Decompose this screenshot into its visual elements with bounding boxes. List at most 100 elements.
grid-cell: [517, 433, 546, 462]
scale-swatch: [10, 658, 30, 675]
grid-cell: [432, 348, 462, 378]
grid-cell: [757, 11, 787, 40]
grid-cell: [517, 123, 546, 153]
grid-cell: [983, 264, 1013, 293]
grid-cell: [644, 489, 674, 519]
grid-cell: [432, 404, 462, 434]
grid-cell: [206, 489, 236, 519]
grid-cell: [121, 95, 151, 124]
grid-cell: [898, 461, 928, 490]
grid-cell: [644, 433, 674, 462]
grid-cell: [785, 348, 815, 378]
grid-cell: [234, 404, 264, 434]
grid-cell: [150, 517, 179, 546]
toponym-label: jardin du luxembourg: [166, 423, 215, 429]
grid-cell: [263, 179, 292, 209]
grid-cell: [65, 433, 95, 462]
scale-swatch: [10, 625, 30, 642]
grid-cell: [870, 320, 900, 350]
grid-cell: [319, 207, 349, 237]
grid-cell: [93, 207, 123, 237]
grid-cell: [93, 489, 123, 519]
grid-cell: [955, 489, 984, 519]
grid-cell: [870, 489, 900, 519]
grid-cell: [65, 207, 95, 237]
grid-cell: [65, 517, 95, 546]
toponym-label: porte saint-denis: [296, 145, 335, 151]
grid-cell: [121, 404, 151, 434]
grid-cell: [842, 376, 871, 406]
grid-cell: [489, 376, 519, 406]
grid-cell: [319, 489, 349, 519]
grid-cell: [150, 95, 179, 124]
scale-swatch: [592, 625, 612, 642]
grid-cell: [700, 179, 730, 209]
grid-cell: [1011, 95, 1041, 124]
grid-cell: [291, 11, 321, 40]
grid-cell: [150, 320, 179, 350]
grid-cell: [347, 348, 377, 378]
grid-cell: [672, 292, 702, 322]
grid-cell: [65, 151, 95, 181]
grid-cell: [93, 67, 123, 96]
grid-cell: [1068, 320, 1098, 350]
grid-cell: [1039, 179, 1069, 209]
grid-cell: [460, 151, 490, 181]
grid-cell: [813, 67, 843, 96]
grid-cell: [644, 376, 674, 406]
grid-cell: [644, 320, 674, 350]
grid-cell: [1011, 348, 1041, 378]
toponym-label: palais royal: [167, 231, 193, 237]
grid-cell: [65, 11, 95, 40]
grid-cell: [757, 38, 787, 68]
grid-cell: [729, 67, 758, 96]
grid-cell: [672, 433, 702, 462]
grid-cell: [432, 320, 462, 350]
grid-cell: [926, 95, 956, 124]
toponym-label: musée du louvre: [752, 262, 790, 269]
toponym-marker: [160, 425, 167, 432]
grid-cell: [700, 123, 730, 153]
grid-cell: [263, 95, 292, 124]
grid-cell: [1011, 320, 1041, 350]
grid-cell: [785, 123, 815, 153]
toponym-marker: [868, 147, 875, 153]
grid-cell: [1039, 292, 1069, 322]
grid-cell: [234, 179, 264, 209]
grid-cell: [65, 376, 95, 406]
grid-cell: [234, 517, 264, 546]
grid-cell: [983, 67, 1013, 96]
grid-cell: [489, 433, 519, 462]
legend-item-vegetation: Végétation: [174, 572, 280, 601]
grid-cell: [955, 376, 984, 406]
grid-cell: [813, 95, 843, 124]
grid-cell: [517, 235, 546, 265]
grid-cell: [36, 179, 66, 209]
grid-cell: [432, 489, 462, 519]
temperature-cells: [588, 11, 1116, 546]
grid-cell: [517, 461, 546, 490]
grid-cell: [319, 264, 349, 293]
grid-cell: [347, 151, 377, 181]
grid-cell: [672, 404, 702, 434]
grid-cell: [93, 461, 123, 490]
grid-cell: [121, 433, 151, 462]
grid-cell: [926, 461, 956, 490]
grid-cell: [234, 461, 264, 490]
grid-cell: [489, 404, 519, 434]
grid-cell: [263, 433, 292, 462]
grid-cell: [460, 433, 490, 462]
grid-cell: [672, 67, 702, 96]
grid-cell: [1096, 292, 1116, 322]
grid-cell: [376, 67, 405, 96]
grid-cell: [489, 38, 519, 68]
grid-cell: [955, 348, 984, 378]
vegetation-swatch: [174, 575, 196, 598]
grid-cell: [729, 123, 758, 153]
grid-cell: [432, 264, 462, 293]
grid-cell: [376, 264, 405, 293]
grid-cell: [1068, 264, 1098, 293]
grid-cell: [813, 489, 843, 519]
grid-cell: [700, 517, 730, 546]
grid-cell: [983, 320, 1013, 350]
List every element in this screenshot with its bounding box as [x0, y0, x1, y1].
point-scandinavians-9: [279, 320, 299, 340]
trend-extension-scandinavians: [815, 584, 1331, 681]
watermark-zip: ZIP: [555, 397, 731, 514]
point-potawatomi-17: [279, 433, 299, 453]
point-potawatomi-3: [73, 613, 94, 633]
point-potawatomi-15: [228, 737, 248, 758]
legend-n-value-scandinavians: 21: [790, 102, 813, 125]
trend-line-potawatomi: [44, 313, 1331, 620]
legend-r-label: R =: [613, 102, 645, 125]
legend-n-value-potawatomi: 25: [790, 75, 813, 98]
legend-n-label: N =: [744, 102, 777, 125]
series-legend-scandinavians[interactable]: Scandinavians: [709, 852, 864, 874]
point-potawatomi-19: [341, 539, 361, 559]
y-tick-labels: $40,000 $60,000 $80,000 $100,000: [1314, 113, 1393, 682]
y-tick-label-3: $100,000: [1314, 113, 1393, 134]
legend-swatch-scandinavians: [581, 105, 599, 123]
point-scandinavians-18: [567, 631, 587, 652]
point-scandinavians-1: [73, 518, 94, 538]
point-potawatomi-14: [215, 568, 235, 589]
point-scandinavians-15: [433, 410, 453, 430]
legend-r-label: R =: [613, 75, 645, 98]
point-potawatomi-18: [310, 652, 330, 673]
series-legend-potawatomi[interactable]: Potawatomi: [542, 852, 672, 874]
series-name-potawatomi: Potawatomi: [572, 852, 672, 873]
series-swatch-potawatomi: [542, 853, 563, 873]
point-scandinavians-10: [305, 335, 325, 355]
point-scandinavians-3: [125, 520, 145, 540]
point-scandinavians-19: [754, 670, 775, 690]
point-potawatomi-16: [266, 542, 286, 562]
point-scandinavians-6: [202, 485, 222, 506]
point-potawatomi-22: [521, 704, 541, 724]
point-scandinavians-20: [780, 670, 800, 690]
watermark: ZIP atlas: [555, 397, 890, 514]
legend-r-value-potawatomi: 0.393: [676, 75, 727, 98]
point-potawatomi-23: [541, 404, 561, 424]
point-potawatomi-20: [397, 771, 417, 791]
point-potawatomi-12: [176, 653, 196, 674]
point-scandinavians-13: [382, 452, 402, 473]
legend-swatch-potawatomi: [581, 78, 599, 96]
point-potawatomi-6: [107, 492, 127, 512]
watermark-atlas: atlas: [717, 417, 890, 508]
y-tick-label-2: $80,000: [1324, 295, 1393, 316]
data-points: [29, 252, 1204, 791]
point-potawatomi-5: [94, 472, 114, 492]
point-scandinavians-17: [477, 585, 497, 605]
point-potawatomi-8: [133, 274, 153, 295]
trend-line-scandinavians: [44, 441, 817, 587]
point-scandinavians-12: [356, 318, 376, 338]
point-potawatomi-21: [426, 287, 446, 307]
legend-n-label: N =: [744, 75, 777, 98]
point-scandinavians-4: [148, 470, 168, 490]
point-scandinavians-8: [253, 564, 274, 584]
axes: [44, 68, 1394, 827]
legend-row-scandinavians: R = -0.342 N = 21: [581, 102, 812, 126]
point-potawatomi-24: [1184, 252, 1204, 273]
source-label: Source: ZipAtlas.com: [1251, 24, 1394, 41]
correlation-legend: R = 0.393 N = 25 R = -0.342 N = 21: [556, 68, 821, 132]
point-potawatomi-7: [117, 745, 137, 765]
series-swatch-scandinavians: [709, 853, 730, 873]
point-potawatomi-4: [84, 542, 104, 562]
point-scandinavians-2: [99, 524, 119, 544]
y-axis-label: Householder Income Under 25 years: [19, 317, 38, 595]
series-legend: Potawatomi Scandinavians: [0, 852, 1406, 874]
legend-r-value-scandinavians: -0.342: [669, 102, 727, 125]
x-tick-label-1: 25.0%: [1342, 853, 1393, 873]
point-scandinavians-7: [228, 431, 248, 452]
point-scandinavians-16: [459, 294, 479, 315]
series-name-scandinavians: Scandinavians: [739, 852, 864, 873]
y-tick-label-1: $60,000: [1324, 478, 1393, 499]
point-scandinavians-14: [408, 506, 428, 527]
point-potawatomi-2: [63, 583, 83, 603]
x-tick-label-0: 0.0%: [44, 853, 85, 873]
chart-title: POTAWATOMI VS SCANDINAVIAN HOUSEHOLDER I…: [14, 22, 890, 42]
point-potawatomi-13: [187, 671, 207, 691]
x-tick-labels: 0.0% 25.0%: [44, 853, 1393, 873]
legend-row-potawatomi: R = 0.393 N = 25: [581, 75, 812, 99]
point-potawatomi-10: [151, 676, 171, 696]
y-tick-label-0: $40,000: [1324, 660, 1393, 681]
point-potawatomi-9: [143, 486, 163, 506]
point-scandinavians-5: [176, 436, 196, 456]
※
The exercise:
Give every line from the first one through the line containing "grid-cell: [432, 404, 462, 434]", both included, as a JSON list of strings with one string per line and blank lines left out.

Response below:
[
  "Decompose this screenshot into its visual elements with bounding boxes. List at most 100 elements.",
  "grid-cell: [517, 433, 546, 462]",
  "scale-swatch: [10, 658, 30, 675]",
  "grid-cell: [432, 348, 462, 378]",
  "grid-cell: [757, 11, 787, 40]",
  "grid-cell: [517, 123, 546, 153]",
  "grid-cell: [983, 264, 1013, 293]",
  "grid-cell: [644, 489, 674, 519]",
  "grid-cell: [432, 404, 462, 434]"
]